═════ Text shown

In this second part, I'll discuss other aspects you should consider during DaDaBIK apps development. I am a software developer with tens of years of experience but when I have to develop a typical enterprise application (business processes automation, dashboards/analytics, ..), I don't code it from scratch, I use DaDaBIK: typically I can finish the work in a fraction of time, avoiding repetitive tasks and focusing on the code that matters. That's why I think I can give some general advice to developers who are not expert low-coders yet.


Here are my suggestions. 


  1. Avoid, unless it's really, really the only way, to modify the DaDaBIK core code to customize the layout of your applications. There are some PHP core files that you can, if you want, modify (for example /views/results_grid.php or /views/form.php). If you are a coder, it's tempting because a little modification on form.php can render the form exactly as you like. However, when a new version of DaDaBIK comes out and you want to upgrade, your modifications will be overwritten and you have to re-apply them, maybe to a slightly different code.

    You can avoid that: not only the form configurator is now a quite complex tool that allows you to customize your forms in great details, but there are at least three other ways to impact on the DaDaBIK layout without editing the DaDaBIK core code:


    • CSS: you can edit the styles_screen_custom.css file, a file dedicated to CSS customizations

    • Layout hooks: you can write your own code (PHP, HTML, Javascript) that will be executed when a particular part of the layout is rendered; for example, the customers before edit form header hook - long name, I know :) - is executed before displaying the header of the customers edit form

    • Datagrid templates: DaDaBIK, by default, creates standard reports: results grids representing the records you have in your table/view (or the results of a search). In case you want to represent your records using a different layout, you can optionally write your own HTML template.

══════════
═════ Data records

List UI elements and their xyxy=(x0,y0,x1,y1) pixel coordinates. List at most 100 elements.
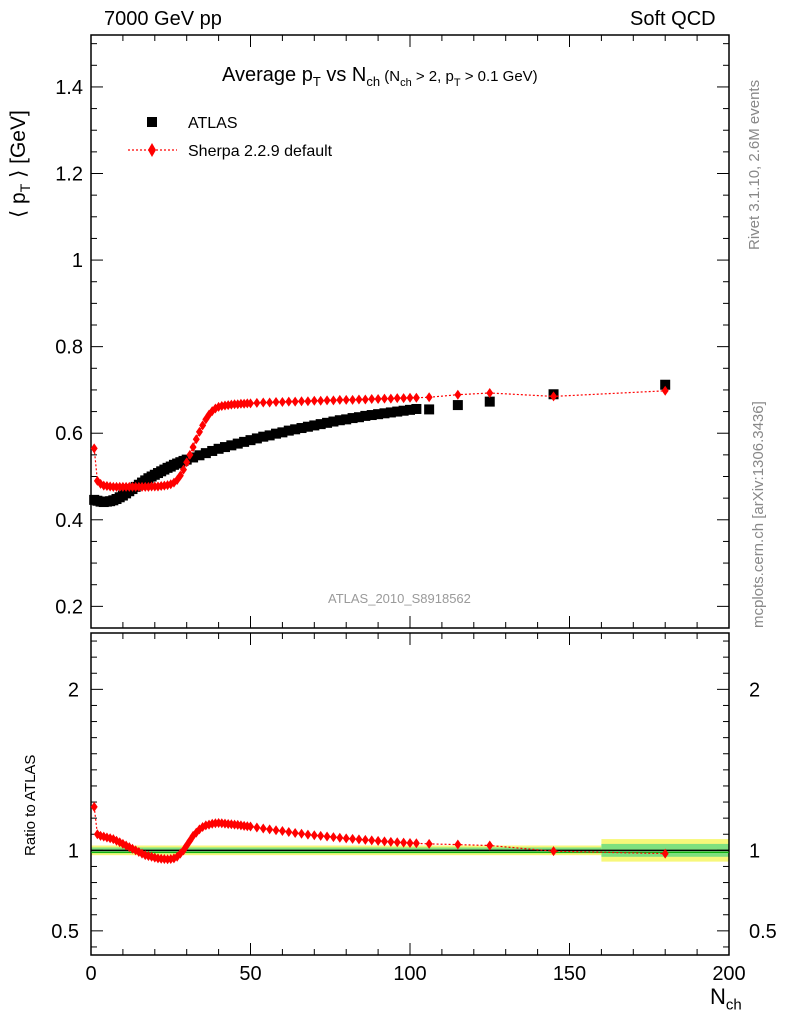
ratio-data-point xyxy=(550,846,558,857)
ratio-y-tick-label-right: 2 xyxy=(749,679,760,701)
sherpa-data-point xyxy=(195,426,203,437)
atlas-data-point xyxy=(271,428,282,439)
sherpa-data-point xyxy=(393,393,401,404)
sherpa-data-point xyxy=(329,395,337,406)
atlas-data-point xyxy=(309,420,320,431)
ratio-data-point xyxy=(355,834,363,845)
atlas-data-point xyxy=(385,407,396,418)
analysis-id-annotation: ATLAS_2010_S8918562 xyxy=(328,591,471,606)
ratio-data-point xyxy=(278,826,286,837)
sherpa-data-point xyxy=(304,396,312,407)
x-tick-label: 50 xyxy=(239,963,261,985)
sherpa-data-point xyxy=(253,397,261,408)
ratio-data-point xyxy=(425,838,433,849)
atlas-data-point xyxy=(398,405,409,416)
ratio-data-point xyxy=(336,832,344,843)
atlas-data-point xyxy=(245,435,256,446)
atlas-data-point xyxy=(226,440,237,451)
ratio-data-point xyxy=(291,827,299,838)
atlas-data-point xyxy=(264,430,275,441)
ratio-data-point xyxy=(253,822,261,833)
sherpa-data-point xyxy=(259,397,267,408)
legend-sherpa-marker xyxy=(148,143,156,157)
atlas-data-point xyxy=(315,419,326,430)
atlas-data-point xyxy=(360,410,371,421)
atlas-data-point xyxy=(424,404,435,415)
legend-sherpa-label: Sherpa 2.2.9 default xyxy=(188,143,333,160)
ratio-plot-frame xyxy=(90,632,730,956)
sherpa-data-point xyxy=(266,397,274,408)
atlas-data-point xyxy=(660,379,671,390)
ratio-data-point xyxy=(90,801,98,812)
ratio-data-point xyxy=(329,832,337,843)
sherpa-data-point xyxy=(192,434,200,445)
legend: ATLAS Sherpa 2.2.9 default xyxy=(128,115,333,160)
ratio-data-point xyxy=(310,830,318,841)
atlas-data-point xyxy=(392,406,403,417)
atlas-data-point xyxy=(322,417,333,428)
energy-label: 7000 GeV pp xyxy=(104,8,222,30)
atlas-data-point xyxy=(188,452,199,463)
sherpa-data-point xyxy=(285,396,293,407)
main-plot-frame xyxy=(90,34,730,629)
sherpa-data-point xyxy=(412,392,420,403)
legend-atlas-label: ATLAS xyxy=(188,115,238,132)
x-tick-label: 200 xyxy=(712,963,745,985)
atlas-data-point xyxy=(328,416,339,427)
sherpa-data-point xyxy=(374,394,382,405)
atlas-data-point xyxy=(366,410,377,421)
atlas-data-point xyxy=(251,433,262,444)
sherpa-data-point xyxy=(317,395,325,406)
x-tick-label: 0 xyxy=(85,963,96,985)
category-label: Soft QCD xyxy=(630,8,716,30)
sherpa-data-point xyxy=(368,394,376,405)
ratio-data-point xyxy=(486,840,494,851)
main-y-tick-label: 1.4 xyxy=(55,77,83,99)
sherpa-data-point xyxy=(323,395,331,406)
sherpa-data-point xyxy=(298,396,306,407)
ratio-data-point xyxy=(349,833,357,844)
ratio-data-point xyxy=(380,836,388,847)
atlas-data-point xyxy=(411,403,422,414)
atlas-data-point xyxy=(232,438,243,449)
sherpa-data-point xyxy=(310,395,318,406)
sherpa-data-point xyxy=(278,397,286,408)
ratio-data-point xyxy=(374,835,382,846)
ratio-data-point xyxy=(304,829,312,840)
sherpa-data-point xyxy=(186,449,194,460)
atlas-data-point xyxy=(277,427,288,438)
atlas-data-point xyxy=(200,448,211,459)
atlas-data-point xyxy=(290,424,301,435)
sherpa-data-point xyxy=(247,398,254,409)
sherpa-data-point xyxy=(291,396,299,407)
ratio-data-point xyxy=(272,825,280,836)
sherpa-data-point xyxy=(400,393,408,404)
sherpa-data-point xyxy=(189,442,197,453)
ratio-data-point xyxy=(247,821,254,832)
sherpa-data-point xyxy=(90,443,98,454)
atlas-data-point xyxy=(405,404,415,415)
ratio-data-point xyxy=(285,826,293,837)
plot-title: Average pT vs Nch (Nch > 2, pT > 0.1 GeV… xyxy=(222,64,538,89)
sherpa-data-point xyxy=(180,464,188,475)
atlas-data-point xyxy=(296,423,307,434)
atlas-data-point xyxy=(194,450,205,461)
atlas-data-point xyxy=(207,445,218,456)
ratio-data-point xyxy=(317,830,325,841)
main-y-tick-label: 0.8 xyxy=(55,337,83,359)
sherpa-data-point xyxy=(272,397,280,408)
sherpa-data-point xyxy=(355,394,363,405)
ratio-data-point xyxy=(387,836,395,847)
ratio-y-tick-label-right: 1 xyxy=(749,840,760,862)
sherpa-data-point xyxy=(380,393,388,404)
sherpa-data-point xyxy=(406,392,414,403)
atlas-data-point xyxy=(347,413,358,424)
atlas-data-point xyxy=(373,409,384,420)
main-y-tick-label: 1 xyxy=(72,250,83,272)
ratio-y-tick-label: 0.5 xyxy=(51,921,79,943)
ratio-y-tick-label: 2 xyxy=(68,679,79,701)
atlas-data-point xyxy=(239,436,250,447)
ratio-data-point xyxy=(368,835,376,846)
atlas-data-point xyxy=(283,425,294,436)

══════════

→ Your tasks
a. Please transcribe the DaDaBIK passage starting at "Here are my" and ending at "slightly different code.".
b. According to the DaDaBIK passage, which file is dedicated to CSS customizations?
The rows have no connection to the DaDaBIK passage.

→ Responses to the exercise
a.
Here are my suggestions. 


  1. Avoid, unless it's really, really the only way, to modify the DaDaBIK core code to customize the layout of your applications. There are some PHP core files that you can, if you want, modify (for example /views/results_grid.php or /views/form.php). If you are a coder, it's tempting because a little modification on form.php can render the form exactly as you like. However, when a new version of DaDaBIK comes out and you want to upgrade, your modifications will be overwritten and you have to re-apply them, maybe to a slightly different code.

b. The styles_screen_custom.css file.